-- START Record extracts --

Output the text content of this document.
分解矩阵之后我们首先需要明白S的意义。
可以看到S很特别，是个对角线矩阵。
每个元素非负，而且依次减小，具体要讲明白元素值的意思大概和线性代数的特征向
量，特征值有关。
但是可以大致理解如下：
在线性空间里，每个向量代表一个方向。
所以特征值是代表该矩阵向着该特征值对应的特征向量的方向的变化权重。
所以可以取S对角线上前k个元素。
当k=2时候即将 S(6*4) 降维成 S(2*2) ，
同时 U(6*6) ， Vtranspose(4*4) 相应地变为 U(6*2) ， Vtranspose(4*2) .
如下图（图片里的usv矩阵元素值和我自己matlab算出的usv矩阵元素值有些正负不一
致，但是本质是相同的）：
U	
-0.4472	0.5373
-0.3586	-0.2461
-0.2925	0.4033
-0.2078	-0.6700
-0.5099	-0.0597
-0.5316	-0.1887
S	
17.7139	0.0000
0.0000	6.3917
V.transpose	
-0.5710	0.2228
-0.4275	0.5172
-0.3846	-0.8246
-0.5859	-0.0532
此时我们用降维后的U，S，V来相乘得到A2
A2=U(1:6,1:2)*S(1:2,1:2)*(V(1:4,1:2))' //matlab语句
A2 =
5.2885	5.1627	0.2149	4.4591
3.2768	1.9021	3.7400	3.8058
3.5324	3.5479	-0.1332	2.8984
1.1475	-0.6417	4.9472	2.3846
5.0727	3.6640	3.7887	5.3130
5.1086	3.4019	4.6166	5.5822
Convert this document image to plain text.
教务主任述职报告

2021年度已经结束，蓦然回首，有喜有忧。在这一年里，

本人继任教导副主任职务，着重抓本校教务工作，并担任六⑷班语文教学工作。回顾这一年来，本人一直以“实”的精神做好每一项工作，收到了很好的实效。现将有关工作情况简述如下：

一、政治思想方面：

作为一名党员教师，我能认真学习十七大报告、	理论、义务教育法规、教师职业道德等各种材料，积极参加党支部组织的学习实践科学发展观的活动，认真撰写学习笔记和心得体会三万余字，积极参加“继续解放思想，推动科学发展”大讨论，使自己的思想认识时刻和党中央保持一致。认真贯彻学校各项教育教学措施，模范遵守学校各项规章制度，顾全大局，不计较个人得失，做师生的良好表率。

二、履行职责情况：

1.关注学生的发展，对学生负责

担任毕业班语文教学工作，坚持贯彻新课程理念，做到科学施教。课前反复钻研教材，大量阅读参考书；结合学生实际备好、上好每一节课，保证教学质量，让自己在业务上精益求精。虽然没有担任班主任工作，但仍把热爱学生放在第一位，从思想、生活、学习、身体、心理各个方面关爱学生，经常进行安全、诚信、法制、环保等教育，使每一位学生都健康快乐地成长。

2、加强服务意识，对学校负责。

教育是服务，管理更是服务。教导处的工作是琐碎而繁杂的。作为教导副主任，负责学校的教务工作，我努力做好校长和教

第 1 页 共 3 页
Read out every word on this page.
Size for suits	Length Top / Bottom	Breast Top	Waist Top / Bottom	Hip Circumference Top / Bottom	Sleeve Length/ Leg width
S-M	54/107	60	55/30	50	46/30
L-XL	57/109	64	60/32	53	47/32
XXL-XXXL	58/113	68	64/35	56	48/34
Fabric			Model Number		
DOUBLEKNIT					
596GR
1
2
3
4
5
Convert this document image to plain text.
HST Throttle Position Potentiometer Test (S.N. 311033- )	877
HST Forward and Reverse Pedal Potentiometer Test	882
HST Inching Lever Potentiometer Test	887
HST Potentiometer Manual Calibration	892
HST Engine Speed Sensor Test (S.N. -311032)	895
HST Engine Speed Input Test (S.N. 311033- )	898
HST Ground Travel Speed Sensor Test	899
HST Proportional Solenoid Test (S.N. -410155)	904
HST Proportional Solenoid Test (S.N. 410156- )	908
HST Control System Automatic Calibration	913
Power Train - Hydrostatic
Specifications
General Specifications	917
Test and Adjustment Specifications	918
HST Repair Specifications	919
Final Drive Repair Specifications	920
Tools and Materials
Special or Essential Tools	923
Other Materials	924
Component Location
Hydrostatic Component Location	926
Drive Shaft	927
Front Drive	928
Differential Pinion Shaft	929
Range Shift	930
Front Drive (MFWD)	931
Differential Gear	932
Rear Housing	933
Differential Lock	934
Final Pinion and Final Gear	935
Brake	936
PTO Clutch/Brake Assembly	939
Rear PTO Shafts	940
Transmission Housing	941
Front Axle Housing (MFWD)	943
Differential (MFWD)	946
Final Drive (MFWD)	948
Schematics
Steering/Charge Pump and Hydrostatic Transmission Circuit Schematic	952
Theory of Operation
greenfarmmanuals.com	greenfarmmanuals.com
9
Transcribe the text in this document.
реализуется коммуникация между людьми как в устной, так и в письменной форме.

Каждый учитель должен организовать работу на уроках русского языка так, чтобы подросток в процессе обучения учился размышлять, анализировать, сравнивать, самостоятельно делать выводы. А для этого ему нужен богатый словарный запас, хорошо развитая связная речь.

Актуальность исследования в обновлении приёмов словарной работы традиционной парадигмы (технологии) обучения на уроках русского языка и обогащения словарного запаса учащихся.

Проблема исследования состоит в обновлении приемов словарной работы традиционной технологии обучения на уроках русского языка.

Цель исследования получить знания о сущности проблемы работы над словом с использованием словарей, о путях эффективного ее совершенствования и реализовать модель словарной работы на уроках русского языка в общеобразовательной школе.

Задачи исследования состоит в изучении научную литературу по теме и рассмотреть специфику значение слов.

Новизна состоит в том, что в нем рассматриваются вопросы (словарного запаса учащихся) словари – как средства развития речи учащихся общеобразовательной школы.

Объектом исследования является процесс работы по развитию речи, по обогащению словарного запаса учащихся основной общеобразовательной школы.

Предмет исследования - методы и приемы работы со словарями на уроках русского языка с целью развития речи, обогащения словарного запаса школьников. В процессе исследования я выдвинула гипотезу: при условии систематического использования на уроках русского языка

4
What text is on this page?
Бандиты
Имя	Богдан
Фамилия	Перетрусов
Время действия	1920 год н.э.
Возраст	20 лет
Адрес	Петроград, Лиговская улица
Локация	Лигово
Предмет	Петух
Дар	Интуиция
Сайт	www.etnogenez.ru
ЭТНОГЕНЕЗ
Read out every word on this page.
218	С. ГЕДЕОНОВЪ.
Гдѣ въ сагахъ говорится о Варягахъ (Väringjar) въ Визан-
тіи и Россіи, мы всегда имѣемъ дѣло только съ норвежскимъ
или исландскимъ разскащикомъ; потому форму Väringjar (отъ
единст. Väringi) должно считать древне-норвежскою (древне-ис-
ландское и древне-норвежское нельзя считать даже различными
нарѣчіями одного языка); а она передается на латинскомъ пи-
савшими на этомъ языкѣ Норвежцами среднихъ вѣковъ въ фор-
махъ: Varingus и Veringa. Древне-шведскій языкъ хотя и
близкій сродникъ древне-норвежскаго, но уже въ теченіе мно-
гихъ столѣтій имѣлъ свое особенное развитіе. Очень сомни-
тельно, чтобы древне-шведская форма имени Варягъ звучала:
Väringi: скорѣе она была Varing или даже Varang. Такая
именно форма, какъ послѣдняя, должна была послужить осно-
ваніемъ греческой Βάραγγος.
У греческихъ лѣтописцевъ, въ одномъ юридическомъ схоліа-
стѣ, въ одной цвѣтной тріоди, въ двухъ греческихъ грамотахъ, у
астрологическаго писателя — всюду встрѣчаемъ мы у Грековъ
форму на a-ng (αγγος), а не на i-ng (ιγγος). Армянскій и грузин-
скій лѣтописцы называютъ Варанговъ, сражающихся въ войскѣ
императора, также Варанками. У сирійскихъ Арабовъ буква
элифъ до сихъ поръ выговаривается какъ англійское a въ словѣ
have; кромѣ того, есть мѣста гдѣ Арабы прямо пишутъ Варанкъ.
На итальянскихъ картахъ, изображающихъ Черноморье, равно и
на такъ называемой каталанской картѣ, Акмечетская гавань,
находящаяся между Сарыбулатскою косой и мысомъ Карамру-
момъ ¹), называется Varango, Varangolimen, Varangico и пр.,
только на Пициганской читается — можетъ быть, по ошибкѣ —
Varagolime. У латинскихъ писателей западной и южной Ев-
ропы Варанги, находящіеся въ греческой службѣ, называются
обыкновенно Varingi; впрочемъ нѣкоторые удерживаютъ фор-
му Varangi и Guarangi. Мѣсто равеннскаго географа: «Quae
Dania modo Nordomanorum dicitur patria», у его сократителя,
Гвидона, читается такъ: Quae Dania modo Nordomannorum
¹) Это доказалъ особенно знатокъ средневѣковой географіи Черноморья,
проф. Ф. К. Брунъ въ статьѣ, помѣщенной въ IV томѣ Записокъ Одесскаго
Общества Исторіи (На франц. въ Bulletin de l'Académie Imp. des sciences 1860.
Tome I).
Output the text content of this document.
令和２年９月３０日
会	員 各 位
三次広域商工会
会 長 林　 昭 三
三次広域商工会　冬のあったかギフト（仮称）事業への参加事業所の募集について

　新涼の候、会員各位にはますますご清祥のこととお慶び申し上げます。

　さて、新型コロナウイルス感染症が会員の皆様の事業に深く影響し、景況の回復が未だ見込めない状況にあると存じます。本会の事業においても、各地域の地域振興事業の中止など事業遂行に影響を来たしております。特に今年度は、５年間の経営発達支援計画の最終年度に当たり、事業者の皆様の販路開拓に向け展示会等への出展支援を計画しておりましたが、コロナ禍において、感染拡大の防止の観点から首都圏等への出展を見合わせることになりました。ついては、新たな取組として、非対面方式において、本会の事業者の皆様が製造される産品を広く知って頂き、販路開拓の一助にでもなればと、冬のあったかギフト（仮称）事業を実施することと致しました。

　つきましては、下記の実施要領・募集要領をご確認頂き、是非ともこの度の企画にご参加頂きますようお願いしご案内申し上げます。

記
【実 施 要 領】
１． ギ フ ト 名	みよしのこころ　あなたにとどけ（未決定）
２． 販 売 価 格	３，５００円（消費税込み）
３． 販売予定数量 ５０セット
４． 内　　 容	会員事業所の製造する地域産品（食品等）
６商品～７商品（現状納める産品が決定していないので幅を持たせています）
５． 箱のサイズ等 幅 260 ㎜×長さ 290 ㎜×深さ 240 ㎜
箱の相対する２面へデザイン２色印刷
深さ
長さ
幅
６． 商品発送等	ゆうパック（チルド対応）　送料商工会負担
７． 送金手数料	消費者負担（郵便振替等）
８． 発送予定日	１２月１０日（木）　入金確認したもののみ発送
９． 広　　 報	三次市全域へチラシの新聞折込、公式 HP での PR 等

-- END Record extracts --

## Brief
Copy each line from the data above that includes "三次広域商工会".

## Complete response
三次広域商工会
三次広域商工会　冬のあったかギフト（仮称）事業への参加事業所の募集について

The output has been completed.